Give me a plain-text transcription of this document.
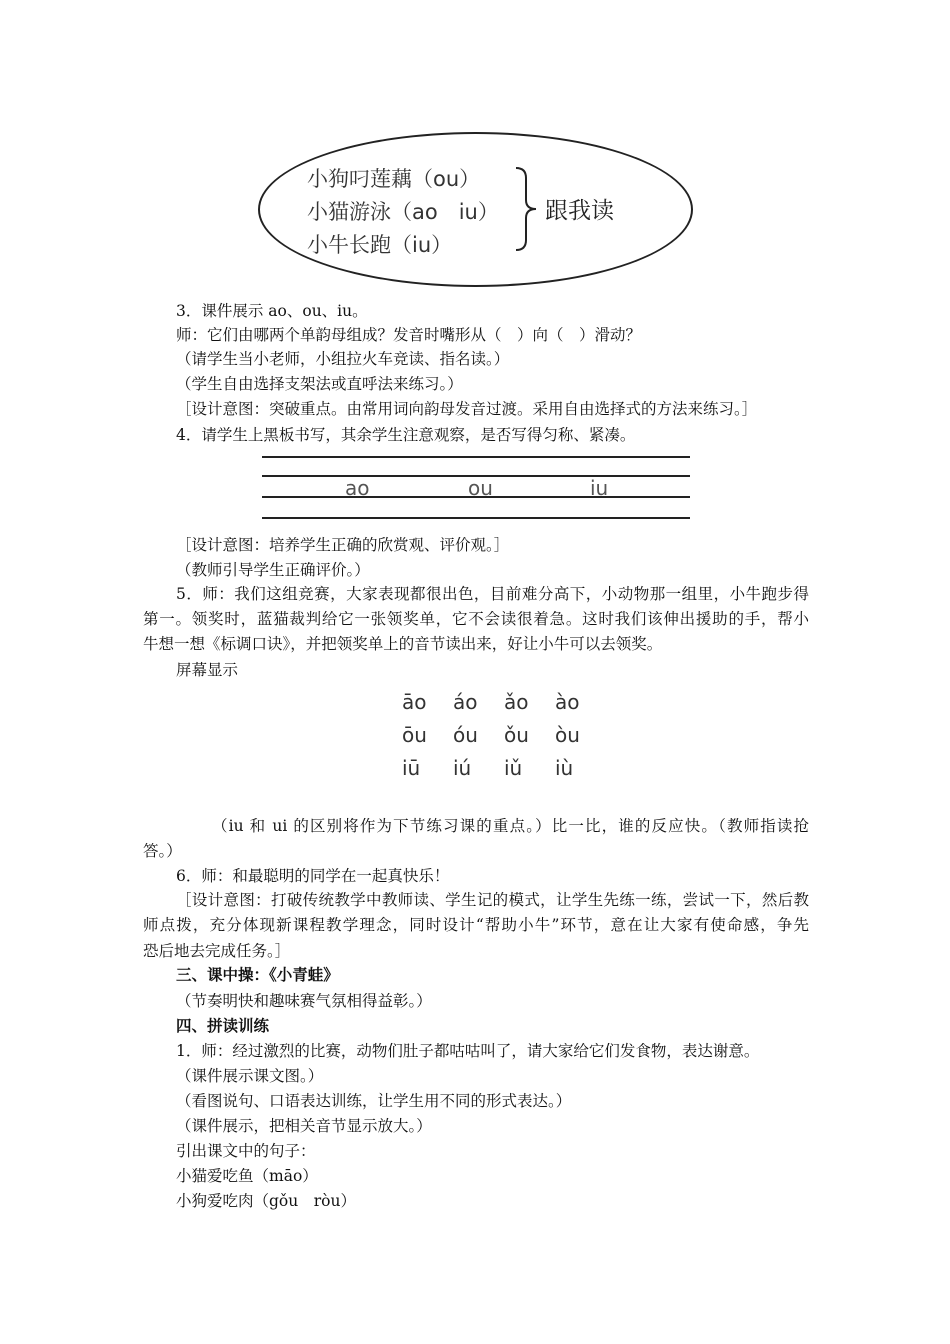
小狗叼莲藕（ou）
小猫游泳（ao　iu）
小牛长跑（iu）
跟我读
3．课件展示 ao、ou、iu。
师：它们由哪两个单韵母组成？发音时嘴形从（　）向（　）滑动？
（请学生当小老师，小组拉火车竞读、指名读。）
（学生自由选择支架法或直呼法来练习。）
［设计意图：突破重点。由常用词向韵母发音过渡。采用自由选择式的方法来练习。］
4．请学生上黑板书写，其余学生注意观察，是否写得匀称、紧凑。
ao	ou	iu
［设计意图：培养学生正确的欣赏观、评价观。］
（教师引导学生正确评价。）
5．师：我们这组竞赛，大家表现都很出色，目前难分高下，小动物那一组里，小牛跑步得
第一。领奖时，蓝猫裁判给它一张领奖单，它不会读很着急。这时我们该伸出援助的手，帮小
牛想一想《标调口诀》，并把领奖单上的音节读出来，好让小牛可以去领奖。
屏幕显示
āo áo ǎo ào
ōu óu ǒu òu
iū iú iǔ iù
（iu 和 ui 的区别将作为下节练习课的重点。）比一比，谁的反应快。（教师指读抢
答。）
6．师：和最聪明的同学在一起真快乐！
［设计意图：打破传统教学中教师读、学生记的模式，让学生先练一练，尝试一下，然后教
师点拨，充分体现新课程教学理念，同时设计“帮助小牛”环节，意在让大家有使命感，争先
恐后地去完成任务。］
三、课中操：《小青蛙》
（节奏明快和趣味赛气氛相得益彰。）
四、拼读训练
1．师：经过激烈的比赛，动物们肚子都咕咕叫了，请大家给它们发食物，表达谢意。
（课件展示课文图。）
（看图说句、口语表达训练，让学生用不同的形式表达。）
（课件展示，把相关音节显示放大。）
引出课文中的句子：
小猫爱吃鱼（māo）
小狗爱吃肉（gǒu　ròu）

_ _ _ _ _

TASK DESCRIPTION
Transcribe all the records above word for word, without their images.

ANSWER TO THE TASK
Give me a plain-text transcription of this document.
小狗叼莲藕（ou）
小猫游泳（ao　iu）
小牛长跑（iu）
跟我读
3．课件展示 ao、ou、iu。
师：它们由哪两个单韵母组成？发音时嘴形从（　）向（　）滑动？
（请学生当小老师，小组拉火车竞读、指名读。）
（学生自由选择支架法或直呼法来练习。）
［设计意图：突破重点。由常用词向韵母发音过渡。采用自由选择式的方法来练习。］
4．请学生上黑板书写，其余学生注意观察，是否写得匀称、紧凑。
ao	ou	iu
［设计意图：培养学生正确的欣赏观、评价观。］
（教师引导学生正确评价。）
5．师：我们这组竞赛，大家表现都很出色，目前难分高下，小动物那一组里，小牛跑步得
第一。领奖时，蓝猫裁判给它一张领奖单，它不会读很着急。这时我们该伸出援助的手，帮小
牛想一想《标调口诀》，并把领奖单上的音节读出来，好让小牛可以去领奖。
屏幕显示
āo áo ǎo ào
ōu óu ǒu òu
iū iú iǔ iù
（iu 和 ui 的区别将作为下节练习课的重点。）比一比，谁的反应快。（教师指读抢
答。）
6．师：和最聪明的同学在一起真快乐！
［设计意图：打破传统教学中教师读、学生记的模式，让学生先练一练，尝试一下，然后教
师点拨，充分体现新课程教学理念，同时设计“帮助小牛”环节，意在让大家有使命感，争先
恐后地去完成任务。］
三、课中操：《小青蛙》
（节奏明快和趣味赛气氛相得益彰。）
四、拼读训练
1．师：经过激烈的比赛，动物们肚子都咕咕叫了，请大家给它们发食物，表达谢意。
（课件展示课文图。）
（看图说句、口语表达训练，让学生用不同的形式表达。）
（课件展示，把相关音节显示放大。）
引出课文中的句子：
小猫爱吃鱼（māo）
小狗爱吃肉（gǒu　ròu）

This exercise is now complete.